## DATASET
------------
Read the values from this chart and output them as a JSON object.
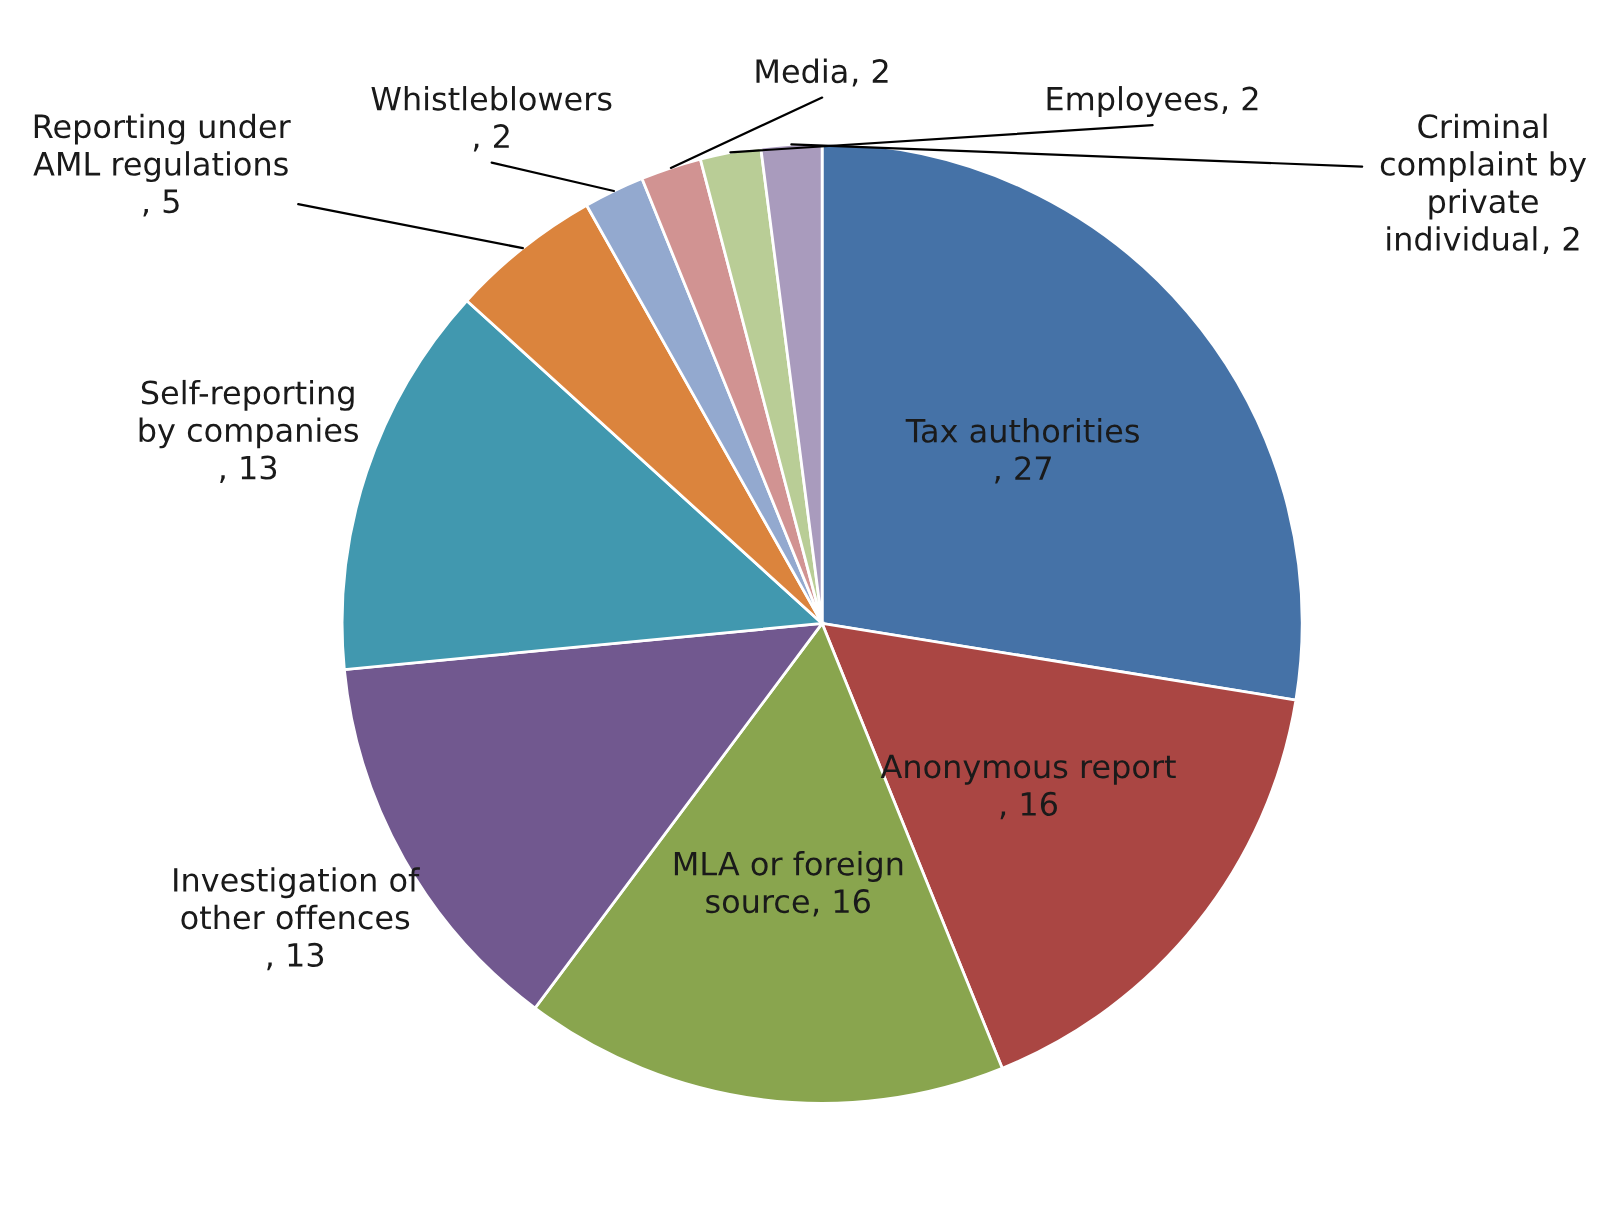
{
  "chart_data": {
    "type": "pie",
    "categories": [
      "Tax authorities",
      "Anonymous report",
      "MLA or foreign source",
      "Investigation of other offences",
      "Self-reporting by companies",
      "Reporting under AML regulations",
      "Whistleblowers",
      "Media",
      "Employees",
      "Criminal complaint by private individual"
    ],
    "values": [
      27,
      16,
      16,
      13,
      13,
      5,
      2,
      2,
      2,
      2
    ],
    "colors": [
      "#4572a7",
      "#aa4643",
      "#89a54e",
      "#71588f",
      "#4198af",
      "#db843d",
      "#93a9cf",
      "#d19392",
      "#b9cd96",
      "#a99bbd"
    ],
    "value_labels": [
      ", 27",
      ", 16",
      ", 16",
      ", 13",
      ", 13",
      ", 5",
      ", 2",
      ", 2",
      ", 2",
      ", 2"
    ]
  }
}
------------
## GIVEN PROBLEM
Every entry must be reproduced exactly, with the images left out.

## RESPONSE
Read the values from this chart and output them as a JSON object.
{
  "chart_data": {
    "type": "pie",
    "categories": [
      "Tax authorities",
      "Anonymous report",
      "MLA or foreign source",
      "Investigation of other offences",
      "Self-reporting by companies",
      "Reporting under AML regulations",
      "Whistleblowers",
      "Media",
      "Employees",
      "Criminal complaint by private individual"
    ],
    "values": [
      27,
      16,
      16,
      13,
      13,
      5,
      2,
      2,
      2,
      2
    ],
    "colors": [
      "#4572a7",
      "#aa4643",
      "#89a54e",
      "#71588f",
      "#4198af",
      "#db843d",
      "#93a9cf",
      "#d19392",
      "#b9cd96",
      "#a99bbd"
    ],
    "value_labels": [
      ", 27",
      ", 16",
      ", 16",
      ", 13",
      ", 13",
      ", 5",
      ", 2",
      ", 2",
      ", 2",
      ", 2"
    ]
  }
}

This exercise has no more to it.